Data shown.
===
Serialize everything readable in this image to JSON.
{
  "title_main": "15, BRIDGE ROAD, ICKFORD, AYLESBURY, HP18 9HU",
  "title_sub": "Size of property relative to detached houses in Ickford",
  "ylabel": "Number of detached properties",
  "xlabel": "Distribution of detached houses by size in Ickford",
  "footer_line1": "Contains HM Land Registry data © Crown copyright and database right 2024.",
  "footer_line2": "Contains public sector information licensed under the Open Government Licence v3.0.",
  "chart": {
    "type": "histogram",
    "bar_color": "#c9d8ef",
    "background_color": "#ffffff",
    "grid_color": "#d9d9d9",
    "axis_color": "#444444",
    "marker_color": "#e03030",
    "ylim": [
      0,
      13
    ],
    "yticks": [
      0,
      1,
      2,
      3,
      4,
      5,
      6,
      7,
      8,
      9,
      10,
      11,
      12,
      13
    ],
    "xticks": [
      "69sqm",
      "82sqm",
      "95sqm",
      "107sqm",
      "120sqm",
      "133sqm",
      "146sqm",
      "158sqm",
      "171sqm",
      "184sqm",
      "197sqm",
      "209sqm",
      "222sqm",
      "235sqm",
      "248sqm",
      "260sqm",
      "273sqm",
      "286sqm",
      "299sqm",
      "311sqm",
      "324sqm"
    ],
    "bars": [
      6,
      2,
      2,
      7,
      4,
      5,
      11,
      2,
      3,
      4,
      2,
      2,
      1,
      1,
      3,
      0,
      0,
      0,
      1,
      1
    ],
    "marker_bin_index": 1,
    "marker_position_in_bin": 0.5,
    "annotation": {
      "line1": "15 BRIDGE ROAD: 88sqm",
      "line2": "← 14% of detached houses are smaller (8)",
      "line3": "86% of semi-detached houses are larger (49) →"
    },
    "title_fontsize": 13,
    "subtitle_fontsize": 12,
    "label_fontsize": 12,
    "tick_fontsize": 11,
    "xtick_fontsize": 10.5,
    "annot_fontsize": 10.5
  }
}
===
Exercise aim. Reproduce the material exactly, with every line intact.

Worked solution.
Serialize everything readable in this image to JSON.
{
  "title_main": "15, BRIDGE ROAD, ICKFORD, AYLESBURY, HP18 9HU",
  "title_sub": "Size of property relative to detached houses in Ickford",
  "ylabel": "Number of detached properties",
  "xlabel": "Distribution of detached houses by size in Ickford",
  "footer_line1": "Contains HM Land Registry data © Crown copyright and database right 2024.",
  "footer_line2": "Contains public sector information licensed under the Open Government Licence v3.0.",
  "chart": {
    "type": "histogram",
    "bar_color": "#c9d8ef",
    "background_color": "#ffffff",
    "grid_color": "#d9d9d9",
    "axis_color": "#444444",
    "marker_color": "#e03030",
    "ylim": [
      0,
      13
    ],
    "yticks": [
      0,
      1,
      2,
      3,
      4,
      5,
      6,
      7,
      8,
      9,
      10,
      11,
      12,
      13
    ],
    "xticks": [
      "69sqm",
      "82sqm",
      "95sqm",
      "107sqm",
      "120sqm",
      "133sqm",
      "146sqm",
      "158sqm",
      "171sqm",
      "184sqm",
      "197sqm",
      "209sqm",
      "222sqm",
      "235sqm",
      "248sqm",
      "260sqm",
      "273sqm",
      "286sqm",
      "299sqm",
      "311sqm",
      "324sqm"
    ],
    "bars": [
      6,
      2,
      2,
      7,
      4,
      5,
      11,
      2,
      3,
      4,
      2,
      2,
      1,
      1,
      3,
      0,
      0,
      0,
      1,
      1
    ],
    "marker_bin_index": 1,
    "marker_position_in_bin": 0.5,
    "annotation": {
      "line1": "15 BRIDGE ROAD: 88sqm",
      "line2": "← 14% of detached houses are smaller (8)",
      "line3": "86% of semi-detached houses are larger (49) →"
    },
    "title_fontsize": 13,
    "subtitle_fontsize": 12,
    "label_fontsize": 12,
    "tick_fontsize": 11,
    "xtick_fontsize": 10.5,
    "annot_fontsize": 10.5
  }
}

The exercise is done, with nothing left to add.